• Dataset items:
::::::::

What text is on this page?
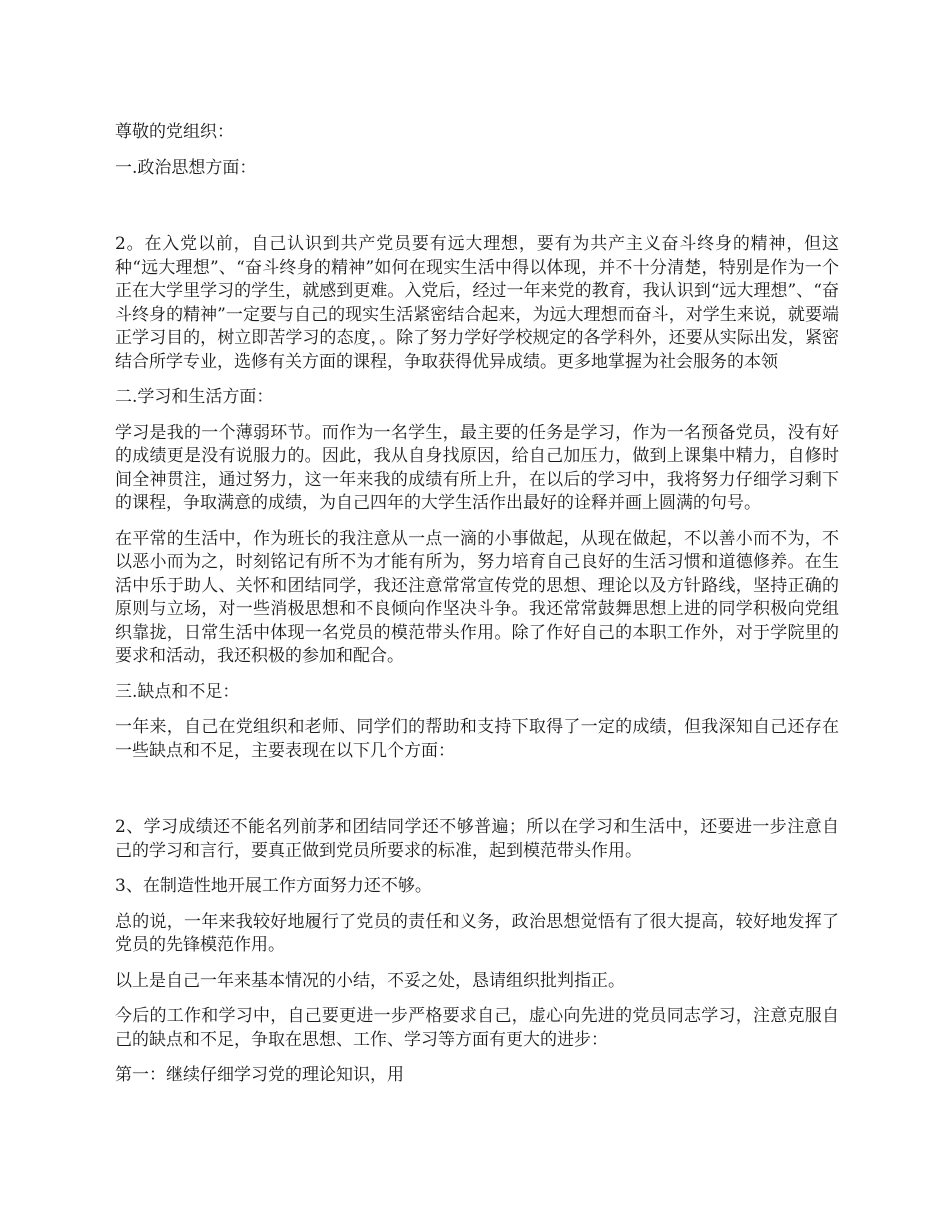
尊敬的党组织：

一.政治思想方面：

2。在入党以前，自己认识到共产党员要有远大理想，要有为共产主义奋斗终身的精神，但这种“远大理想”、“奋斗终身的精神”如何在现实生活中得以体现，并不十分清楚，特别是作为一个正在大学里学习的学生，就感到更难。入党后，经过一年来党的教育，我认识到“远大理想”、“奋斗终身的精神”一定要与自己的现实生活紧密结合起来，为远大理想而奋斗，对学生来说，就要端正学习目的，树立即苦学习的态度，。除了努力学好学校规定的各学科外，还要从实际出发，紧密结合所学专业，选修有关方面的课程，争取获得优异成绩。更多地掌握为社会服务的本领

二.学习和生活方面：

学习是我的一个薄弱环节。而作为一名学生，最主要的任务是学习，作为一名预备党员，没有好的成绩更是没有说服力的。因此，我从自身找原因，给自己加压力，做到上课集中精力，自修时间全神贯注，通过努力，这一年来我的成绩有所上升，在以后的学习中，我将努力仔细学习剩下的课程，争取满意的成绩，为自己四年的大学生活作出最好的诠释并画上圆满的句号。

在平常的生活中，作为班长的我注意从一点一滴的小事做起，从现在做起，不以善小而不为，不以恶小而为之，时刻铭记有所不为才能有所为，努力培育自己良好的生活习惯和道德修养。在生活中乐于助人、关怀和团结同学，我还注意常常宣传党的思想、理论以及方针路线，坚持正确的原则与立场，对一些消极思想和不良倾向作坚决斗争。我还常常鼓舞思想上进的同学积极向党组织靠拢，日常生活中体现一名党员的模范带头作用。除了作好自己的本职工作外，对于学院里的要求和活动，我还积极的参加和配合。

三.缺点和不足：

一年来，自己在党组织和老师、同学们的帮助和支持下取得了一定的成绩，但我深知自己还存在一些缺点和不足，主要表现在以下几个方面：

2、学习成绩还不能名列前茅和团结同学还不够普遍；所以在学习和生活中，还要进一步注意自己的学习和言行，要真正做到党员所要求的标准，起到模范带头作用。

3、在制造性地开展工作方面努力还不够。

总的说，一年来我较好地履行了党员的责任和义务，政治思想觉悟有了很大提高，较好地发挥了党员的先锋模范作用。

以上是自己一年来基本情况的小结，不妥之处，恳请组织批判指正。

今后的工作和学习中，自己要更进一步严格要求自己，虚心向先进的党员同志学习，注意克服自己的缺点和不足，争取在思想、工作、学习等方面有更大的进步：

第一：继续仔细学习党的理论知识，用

::::::::

Leaving the pictures aside, transcribe the entire listing exactly.

What text is on this page?
尊敬的党组织：

一.政治思想方面：

2。在入党以前，自己认识到共产党员要有远大理想，要有为共产主义奋斗终身的精神，但这种“远大理想”、“奋斗终身的精神”如何在现实生活中得以体现，并不十分清楚，特别是作为一个正在大学里学习的学生，就感到更难。入党后，经过一年来党的教育，我认识到“远大理想”、“奋斗终身的精神”一定要与自己的现实生活紧密结合起来，为远大理想而奋斗，对学生来说，就要端正学习目的，树立即苦学习的态度，。除了努力学好学校规定的各学科外，还要从实际出发，紧密结合所学专业，选修有关方面的课程，争取获得优异成绩。更多地掌握为社会服务的本领

二.学习和生活方面：

学习是我的一个薄弱环节。而作为一名学生，最主要的任务是学习，作为一名预备党员，没有好的成绩更是没有说服力的。因此，我从自身找原因，给自己加压力，做到上课集中精力，自修时间全神贯注，通过努力，这一年来我的成绩有所上升，在以后的学习中，我将努力仔细学习剩下的课程，争取满意的成绩，为自己四年的大学生活作出最好的诠释并画上圆满的句号。

在平常的生活中，作为班长的我注意从一点一滴的小事做起，从现在做起，不以善小而不为，不以恶小而为之，时刻铭记有所不为才能有所为，努力培育自己良好的生活习惯和道德修养。在生活中乐于助人、关怀和团结同学，我还注意常常宣传党的思想、理论以及方针路线，坚持正确的原则与立场，对一些消极思想和不良倾向作坚决斗争。我还常常鼓舞思想上进的同学积极向党组织靠拢，日常生活中体现一名党员的模范带头作用。除了作好自己的本职工作外，对于学院里的要求和活动，我还积极的参加和配合。

三.缺点和不足：

一年来，自己在党组织和老师、同学们的帮助和支持下取得了一定的成绩，但我深知自己还存在一些缺点和不足，主要表现在以下几个方面：

2、学习成绩还不能名列前茅和团结同学还不够普遍；所以在学习和生活中，还要进一步注意自己的学习和言行，要真正做到党员所要求的标准，起到模范带头作用。

3、在制造性地开展工作方面努力还不够。

总的说，一年来我较好地履行了党员的责任和义务，政治思想觉悟有了很大提高，较好地发挥了党员的先锋模范作用。

以上是自己一年来基本情况的小结，不妥之处，恳请组织批判指正。

今后的工作和学习中，自己要更进一步严格要求自己，虚心向先进的党员同志学习，注意克服自己的缺点和不足，争取在思想、工作、学习等方面有更大的进步：

第一：继续仔细学习党的理论知识，用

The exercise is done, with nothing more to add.